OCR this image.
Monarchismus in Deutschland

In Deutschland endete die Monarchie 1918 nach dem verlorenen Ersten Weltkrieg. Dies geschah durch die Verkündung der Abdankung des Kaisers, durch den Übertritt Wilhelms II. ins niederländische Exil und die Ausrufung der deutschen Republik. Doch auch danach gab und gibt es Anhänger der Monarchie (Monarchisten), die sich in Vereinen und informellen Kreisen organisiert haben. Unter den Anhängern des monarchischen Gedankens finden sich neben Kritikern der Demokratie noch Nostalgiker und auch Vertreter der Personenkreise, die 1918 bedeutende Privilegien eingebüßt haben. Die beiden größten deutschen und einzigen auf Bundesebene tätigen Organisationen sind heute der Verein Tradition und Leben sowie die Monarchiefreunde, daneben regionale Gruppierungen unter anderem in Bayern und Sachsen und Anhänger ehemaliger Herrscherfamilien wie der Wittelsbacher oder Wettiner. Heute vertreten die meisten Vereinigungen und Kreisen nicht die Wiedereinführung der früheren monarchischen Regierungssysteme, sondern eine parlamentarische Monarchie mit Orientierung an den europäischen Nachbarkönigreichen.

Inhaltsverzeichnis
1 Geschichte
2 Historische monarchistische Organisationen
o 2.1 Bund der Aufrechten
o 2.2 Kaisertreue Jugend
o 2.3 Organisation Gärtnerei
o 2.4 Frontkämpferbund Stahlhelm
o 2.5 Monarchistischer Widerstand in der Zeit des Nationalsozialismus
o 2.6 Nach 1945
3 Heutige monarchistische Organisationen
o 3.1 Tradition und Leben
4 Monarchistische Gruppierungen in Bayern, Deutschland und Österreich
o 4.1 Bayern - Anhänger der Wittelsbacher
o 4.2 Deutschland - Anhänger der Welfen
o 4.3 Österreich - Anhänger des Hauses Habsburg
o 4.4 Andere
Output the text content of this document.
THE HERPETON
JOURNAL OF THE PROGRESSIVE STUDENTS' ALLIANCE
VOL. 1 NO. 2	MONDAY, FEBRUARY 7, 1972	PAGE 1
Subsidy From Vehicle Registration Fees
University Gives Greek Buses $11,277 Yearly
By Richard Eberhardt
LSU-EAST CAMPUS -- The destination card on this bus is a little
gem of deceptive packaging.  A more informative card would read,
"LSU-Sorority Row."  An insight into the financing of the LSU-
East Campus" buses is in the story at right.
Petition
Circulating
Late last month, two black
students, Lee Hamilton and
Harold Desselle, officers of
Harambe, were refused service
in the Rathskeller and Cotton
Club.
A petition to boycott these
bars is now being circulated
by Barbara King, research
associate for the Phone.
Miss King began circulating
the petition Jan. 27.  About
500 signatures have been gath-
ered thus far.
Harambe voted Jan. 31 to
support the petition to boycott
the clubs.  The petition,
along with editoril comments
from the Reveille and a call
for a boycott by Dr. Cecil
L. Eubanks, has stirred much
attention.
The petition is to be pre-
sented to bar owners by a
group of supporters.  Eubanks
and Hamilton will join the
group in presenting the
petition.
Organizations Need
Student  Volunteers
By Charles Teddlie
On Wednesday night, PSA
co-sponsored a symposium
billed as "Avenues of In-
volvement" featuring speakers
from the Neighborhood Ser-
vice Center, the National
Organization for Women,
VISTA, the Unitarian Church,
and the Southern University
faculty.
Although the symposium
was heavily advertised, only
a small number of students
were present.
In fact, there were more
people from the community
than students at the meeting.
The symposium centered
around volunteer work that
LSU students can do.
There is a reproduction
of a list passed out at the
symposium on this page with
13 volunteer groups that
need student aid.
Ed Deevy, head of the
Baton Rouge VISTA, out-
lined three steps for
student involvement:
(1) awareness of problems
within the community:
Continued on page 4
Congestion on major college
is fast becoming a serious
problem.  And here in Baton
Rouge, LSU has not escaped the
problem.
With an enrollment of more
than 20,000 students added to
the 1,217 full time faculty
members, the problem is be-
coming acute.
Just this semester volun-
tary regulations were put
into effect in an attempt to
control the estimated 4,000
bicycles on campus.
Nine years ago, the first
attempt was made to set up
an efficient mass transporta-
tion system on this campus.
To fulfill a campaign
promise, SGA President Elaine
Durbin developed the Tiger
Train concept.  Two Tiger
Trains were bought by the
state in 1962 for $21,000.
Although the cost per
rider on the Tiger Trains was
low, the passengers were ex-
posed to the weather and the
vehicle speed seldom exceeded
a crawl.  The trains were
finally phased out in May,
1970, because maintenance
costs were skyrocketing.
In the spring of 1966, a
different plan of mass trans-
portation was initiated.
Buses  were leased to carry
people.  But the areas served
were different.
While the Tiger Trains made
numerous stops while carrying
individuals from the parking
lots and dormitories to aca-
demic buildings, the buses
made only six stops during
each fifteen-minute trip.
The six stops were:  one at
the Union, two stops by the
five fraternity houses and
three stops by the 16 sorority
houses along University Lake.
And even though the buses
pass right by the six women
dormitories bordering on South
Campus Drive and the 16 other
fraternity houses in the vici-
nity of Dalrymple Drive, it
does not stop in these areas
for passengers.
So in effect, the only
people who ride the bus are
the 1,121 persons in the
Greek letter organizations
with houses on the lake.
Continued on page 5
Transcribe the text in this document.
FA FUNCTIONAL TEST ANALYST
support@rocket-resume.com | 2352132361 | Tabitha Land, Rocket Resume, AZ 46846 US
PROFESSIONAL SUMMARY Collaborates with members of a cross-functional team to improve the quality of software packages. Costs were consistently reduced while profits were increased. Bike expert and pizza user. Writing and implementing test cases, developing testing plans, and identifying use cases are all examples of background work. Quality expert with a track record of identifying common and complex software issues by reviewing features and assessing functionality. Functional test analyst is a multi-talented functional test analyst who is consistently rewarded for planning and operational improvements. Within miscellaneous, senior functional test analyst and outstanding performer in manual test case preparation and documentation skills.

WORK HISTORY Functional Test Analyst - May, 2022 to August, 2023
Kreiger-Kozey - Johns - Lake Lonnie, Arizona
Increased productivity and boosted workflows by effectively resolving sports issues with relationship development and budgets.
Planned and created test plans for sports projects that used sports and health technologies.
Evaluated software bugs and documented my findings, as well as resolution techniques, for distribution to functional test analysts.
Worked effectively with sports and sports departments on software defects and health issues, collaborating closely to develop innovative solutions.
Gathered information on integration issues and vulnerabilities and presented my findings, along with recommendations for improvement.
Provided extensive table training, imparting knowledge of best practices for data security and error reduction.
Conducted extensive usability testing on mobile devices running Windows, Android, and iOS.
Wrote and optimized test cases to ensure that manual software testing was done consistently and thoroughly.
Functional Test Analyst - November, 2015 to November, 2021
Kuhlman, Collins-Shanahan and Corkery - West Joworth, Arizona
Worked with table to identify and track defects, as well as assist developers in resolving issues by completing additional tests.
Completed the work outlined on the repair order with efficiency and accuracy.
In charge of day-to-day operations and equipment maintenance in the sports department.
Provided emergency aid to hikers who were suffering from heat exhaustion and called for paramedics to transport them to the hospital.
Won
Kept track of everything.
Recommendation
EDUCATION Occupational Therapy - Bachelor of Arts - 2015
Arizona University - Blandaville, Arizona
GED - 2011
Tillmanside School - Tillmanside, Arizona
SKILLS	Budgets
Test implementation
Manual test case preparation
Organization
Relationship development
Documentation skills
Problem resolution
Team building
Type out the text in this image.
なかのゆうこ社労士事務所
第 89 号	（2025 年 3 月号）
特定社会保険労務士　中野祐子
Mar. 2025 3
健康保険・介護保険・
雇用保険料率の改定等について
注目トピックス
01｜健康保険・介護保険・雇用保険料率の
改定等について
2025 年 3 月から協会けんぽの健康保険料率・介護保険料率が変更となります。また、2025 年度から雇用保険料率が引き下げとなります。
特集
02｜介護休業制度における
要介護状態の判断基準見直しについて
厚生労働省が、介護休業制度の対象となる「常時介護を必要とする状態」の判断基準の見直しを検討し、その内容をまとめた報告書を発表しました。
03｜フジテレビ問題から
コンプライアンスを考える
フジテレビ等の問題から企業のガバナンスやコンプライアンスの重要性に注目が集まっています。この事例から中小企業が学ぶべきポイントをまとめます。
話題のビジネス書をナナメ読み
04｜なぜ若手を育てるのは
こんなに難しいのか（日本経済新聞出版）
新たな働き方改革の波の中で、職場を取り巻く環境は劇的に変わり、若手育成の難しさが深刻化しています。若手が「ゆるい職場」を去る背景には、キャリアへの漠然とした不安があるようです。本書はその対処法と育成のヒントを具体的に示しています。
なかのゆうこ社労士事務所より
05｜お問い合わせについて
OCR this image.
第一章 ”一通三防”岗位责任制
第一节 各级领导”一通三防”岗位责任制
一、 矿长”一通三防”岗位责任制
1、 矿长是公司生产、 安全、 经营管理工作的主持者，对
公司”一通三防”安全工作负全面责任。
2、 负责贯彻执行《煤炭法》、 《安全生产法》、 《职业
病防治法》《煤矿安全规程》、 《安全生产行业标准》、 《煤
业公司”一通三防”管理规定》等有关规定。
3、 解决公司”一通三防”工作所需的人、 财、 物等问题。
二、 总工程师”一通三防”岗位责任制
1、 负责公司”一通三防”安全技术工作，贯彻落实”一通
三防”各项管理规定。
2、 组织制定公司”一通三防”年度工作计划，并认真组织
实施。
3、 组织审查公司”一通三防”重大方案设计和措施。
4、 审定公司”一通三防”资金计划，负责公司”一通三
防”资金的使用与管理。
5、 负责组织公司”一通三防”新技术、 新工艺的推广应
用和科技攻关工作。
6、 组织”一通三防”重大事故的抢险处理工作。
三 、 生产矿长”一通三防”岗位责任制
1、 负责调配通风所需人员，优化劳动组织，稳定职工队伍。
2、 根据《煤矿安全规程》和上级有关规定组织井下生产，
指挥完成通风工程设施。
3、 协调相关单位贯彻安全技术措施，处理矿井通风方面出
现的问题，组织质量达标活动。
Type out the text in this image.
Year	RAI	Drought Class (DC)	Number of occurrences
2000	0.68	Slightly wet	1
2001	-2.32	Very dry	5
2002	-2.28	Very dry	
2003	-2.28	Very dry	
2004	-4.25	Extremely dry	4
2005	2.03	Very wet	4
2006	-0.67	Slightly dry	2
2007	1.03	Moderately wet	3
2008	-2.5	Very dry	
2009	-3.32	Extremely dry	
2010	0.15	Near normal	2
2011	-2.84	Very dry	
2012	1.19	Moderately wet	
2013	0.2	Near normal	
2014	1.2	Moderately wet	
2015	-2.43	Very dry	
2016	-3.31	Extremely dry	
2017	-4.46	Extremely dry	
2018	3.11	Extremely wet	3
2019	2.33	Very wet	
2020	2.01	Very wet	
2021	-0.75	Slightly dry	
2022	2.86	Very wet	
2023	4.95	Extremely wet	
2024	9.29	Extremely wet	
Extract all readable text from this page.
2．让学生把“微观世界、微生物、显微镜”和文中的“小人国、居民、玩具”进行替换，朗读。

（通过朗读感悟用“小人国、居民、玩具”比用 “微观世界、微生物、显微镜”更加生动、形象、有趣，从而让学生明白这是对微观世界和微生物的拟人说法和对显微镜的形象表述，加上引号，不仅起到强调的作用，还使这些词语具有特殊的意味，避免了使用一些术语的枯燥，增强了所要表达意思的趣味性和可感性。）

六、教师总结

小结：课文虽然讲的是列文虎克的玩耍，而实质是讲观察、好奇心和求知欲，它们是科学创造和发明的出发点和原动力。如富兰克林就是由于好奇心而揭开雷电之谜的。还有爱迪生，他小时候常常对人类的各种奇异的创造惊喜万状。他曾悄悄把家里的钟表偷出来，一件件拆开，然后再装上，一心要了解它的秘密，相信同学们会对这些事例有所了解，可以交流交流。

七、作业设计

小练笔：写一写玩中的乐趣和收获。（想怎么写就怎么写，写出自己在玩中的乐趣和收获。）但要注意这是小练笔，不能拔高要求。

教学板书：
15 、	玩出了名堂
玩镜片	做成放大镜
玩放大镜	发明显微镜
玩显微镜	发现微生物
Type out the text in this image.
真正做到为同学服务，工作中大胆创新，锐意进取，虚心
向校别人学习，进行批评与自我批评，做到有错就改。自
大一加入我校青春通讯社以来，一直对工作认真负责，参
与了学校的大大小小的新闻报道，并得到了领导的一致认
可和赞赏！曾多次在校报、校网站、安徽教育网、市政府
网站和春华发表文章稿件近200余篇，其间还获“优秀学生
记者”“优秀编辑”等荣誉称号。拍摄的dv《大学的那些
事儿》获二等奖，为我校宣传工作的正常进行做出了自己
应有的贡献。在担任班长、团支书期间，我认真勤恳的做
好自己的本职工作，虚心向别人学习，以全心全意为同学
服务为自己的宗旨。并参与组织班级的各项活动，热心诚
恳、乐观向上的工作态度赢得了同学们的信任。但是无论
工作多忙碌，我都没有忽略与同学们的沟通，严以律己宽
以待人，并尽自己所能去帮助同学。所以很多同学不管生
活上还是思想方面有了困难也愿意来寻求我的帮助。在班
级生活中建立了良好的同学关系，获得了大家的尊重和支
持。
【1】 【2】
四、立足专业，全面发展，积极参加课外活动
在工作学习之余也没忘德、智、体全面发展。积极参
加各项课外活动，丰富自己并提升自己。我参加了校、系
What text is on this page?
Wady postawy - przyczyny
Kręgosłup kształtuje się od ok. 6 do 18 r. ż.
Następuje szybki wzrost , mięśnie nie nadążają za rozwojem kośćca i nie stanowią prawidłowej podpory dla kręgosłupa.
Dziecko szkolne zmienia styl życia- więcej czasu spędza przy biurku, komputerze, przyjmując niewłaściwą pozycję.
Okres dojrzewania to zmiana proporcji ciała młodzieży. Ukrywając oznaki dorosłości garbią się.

#### REQUIRED TASK:
Starting at the line that contains "What text is on this page?", print every line through the end of the listing, word for word. Leave out all the rest.

#### CORRECT OUTPUT:
What text is on this page?
Wady postawy - przyczyny
Kręgosłup kształtuje się od ok. 6 do 18 r. ż.
Następuje szybki wzrost , mięśnie nie nadążają za rozwojem kośćca i nie stanowią prawidłowej podpory dla kręgosłupa.
Dziecko szkolne zmienia styl życia- więcej czasu spędza przy biurku, komputerze, przyjmując niewłaściwą pozycję.
Okres dojrzewania to zmiana proporcji ciała młodzieży. Ukrywając oznaki dorosłości garbią się.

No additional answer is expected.